_Figure content listings:_
------------

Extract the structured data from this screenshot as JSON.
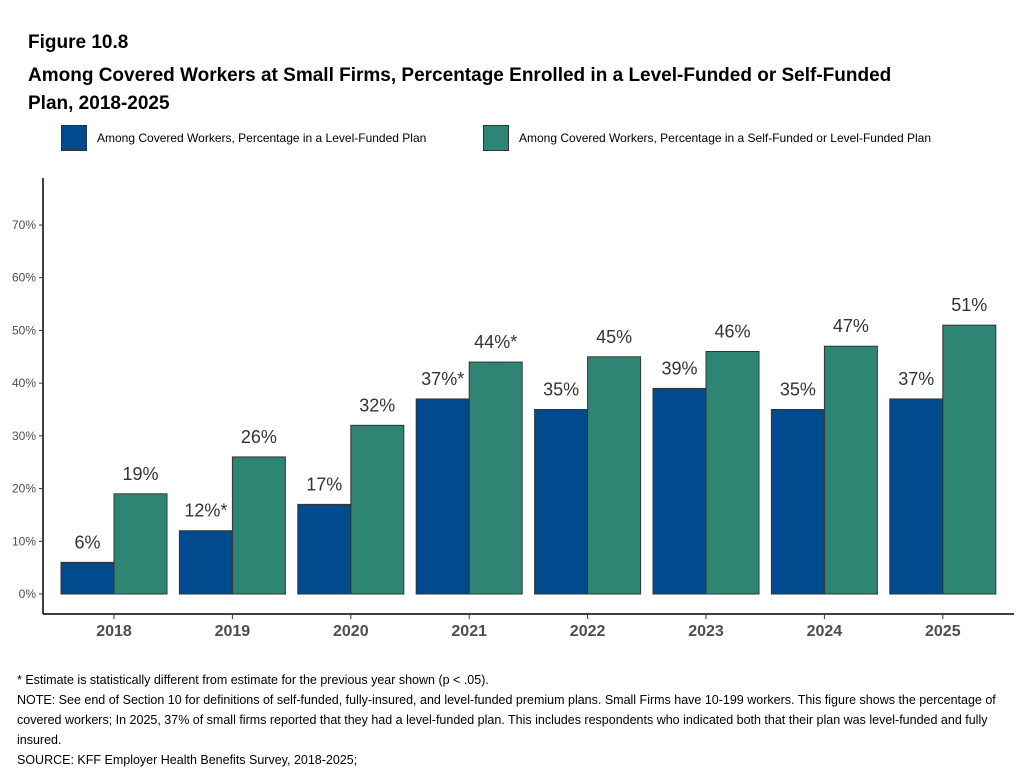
{
  "figure_label": "Figure 10.8",
  "chart_data": {
    "type": "bar",
    "title": "Among Covered Workers at Small Firms, Percentage Enrolled in a Level-Funded or Self-Funded Plan, 2018-2025",
    "categories": [
      "2018",
      "2019",
      "2020",
      "2021",
      "2022",
      "2023",
      "2024",
      "2025"
    ],
    "series": [
      {
        "name": "Among Covered Workers, Percentage in a Level-Funded Plan",
        "color": "#004b8d",
        "values": [
          6,
          12,
          17,
          37,
          35,
          39,
          35,
          37
        ],
        "labels": [
          "6%",
          "12%*",
          "17%",
          "37%*",
          "35%",
          "39%",
          "35%",
          "37%"
        ]
      },
      {
        "name": "Among Covered Workers, Percentage in a Self-Funded or Level-Funded Plan",
        "color": "#2e8574",
        "values": [
          19,
          26,
          32,
          44,
          45,
          46,
          47,
          51
        ],
        "labels": [
          "19%",
          "26%",
          "32%",
          "44%*",
          "45%",
          "46%",
          "47%",
          "51%"
        ]
      }
    ],
    "ylim": [
      0,
      79
    ],
    "yticks": [
      "0%",
      "10%",
      "20%",
      "30%",
      "40%",
      "50%",
      "60%",
      "70%"
    ],
    "ytick_values": [
      0,
      10,
      20,
      30,
      40,
      50,
      60,
      70
    ],
    "legend_position": "top",
    "grid": false
  },
  "notes": [
    "* Estimate is statistically different from estimate for the previous year shown (p < .05).",
    "NOTE: See end of Section 10 for definitions of self-funded, fully-insured, and level-funded premium plans. Small Firms have 10-199 workers. This figure shows the percentage of covered workers; In 2025, 37% of small firms reported that they had a level-funded plan. This includes respondents who indicated both that their plan was level-funded and fully insured.",
    "SOURCE: KFF Employer Health Benefits Survey, 2018-2025;"
  ]
}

------------

_What you will do:_ Check each line of the data above for the word "from" and say how many lines contain it, giving nothing besides the number.

_Correct response:_ 2